**Assignment**: Return the entries below in their exact form, leaving the pictures out.

Dataset records of document pages:
BEGIN

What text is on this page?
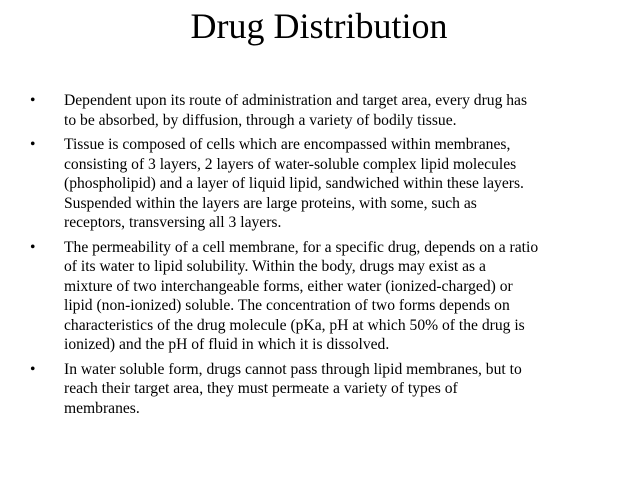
Drug Distribution
•	Dependent upon its route of administration and target area, every drug has
to be absorbed, by diffusion, through a variety of bodily tissue.
•	Tissue is composed of cells which are encompassed within membranes,
consisting of 3 layers, 2 layers of water-soluble complex lipid molecules
(phospholipid) and a layer of liquid lipid, sandwiched within these layers.
Suspended within the layers are large proteins, with some, such as
receptors, transversing all 3 layers.
•	The permeability of a cell membrane, for a specific drug, depends on a ratio
of its water to lipid solubility. Within the body, drugs may exist as a
mixture of two interchangeable forms, either water (ionized-charged) or
lipid (non-ionized) soluble. The concentration of two forms depends on
characteristics of the drug molecule (pKa, pH at which 50% of the drug is
ionized) and the pH of fluid in which it is dissolved.
•	In water soluble form, drugs cannot pass through lipid membranes, but to
reach their target area, they must permeate a variety of types of
membranes.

END

**Exercise solution**:
What text is on this page?
Drug Distribution
•	Dependent upon its route of administration and target area, every drug has
to be absorbed, by diffusion, through a variety of bodily tissue.
•	Tissue is composed of cells which are encompassed within membranes,
consisting of 3 layers, 2 layers of water-soluble complex lipid molecules
(phospholipid) and a layer of liquid lipid, sandwiched within these layers.
Suspended within the layers are large proteins, with some, such as
receptors, transversing all 3 layers.
•	The permeability of a cell membrane, for a specific drug, depends on a ratio
of its water to lipid solubility. Within the body, drugs may exist as a
mixture of two interchangeable forms, either water (ionized-charged) or
lipid (non-ionized) soluble. The concentration of two forms depends on
characteristics of the drug molecule (pKa, pH at which 50% of the drug is
ionized) and the pH of fluid in which it is dissolved.
•	In water soluble form, drugs cannot pass through lipid membranes, but to
reach their target area, they must permeate a variety of types of
membranes.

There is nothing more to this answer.